> What to do: Go through the listing and pick out each line with the word "Vertical" in it.

┄┄┄┄┄┄┄┄┄┄┄┄┄┄┄┄┄┄┄┄

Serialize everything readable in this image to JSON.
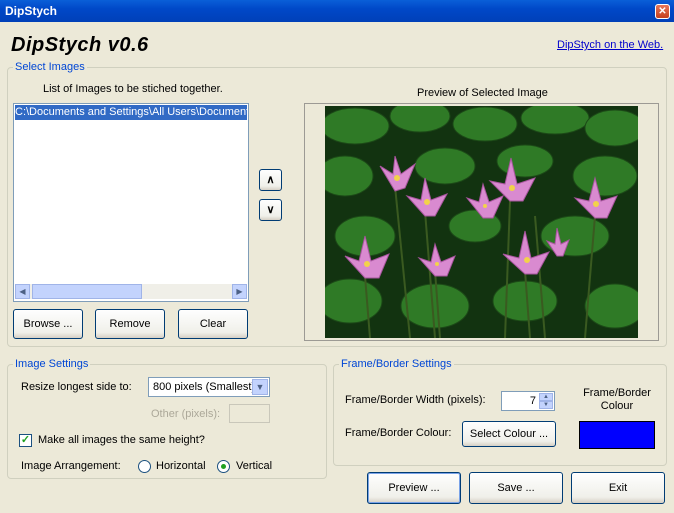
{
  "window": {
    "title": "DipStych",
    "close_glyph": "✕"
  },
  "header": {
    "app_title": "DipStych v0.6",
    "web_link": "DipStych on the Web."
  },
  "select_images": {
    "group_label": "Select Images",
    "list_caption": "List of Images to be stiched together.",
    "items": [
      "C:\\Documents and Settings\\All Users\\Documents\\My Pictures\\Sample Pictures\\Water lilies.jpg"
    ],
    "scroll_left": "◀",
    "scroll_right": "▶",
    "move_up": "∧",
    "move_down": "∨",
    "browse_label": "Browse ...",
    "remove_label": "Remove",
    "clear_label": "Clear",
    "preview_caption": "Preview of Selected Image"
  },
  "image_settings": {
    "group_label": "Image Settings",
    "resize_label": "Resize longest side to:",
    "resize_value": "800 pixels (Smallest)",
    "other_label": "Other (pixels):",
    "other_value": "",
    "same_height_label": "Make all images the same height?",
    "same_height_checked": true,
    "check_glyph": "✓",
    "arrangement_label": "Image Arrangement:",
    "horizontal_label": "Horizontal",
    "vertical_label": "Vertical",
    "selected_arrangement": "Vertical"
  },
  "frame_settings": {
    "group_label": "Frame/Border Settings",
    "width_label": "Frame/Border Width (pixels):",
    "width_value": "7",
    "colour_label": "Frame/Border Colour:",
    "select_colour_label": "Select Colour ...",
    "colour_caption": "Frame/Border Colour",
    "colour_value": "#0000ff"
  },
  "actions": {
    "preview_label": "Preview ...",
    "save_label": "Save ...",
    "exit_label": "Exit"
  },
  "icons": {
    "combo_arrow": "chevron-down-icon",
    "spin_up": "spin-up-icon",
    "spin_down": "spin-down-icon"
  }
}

┄┄┄┄┄┄┄┄┄┄┄┄┄┄┄┄┄┄┄┄

> Written solution:
    "vertical_label": "Vertical",
    "selected_arrangement": "Vertical"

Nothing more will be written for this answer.